- **Task details**:
Write out every line below that includes the word "equipment".

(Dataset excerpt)
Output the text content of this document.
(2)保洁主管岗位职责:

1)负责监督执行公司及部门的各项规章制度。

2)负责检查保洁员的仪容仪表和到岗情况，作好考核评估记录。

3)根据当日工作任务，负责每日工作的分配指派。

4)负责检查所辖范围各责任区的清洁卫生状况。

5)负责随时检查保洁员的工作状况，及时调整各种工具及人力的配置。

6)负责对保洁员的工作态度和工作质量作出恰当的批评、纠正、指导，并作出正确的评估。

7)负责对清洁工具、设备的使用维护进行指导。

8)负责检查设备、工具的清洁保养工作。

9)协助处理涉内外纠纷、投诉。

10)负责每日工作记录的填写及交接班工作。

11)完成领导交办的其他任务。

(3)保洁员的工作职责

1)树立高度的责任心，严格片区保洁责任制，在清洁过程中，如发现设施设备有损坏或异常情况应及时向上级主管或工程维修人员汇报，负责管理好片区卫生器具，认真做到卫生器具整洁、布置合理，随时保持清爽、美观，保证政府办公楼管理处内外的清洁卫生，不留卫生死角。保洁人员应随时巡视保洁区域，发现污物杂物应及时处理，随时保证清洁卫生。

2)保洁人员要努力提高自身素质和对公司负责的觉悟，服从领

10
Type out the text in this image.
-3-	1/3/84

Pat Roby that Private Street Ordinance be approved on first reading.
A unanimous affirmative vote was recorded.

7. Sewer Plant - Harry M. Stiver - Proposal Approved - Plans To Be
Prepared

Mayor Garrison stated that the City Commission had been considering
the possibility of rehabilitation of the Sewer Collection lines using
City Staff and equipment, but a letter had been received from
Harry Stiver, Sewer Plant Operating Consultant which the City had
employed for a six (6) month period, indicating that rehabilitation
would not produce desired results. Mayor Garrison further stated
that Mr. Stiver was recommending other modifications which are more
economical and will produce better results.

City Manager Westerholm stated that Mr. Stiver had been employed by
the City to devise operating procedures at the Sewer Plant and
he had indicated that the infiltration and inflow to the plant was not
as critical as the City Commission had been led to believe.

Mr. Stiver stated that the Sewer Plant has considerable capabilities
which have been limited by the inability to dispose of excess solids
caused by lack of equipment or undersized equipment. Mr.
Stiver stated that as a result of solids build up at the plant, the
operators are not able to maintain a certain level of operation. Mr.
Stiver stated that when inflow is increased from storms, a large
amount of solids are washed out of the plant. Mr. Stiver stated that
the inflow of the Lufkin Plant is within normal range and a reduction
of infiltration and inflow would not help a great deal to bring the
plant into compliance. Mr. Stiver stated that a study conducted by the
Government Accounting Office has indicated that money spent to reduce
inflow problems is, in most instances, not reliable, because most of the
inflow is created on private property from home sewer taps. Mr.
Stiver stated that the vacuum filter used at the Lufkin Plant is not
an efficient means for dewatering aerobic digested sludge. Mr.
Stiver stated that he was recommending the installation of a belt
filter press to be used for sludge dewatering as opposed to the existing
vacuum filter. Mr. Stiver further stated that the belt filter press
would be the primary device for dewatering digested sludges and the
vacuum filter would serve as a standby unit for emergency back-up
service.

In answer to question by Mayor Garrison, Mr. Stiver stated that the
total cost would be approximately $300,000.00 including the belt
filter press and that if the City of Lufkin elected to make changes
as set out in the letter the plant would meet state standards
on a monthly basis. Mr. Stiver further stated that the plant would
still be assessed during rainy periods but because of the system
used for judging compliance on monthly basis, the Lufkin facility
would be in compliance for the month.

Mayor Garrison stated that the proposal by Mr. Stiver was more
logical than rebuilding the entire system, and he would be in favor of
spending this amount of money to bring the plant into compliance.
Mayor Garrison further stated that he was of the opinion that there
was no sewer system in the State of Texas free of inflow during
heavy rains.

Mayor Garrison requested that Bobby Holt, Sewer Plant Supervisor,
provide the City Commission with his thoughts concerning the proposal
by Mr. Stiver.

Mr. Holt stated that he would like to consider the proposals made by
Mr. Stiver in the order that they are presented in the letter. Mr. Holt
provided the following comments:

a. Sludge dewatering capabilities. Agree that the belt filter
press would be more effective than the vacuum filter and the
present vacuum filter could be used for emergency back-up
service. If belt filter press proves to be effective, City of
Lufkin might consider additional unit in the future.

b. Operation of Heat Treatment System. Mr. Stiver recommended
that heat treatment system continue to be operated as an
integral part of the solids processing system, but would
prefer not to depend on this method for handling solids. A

- **Answer to this task**:
City Staff and equipment, but a letter had been received from
caused by lack of equipment or undersized equipment. Mr.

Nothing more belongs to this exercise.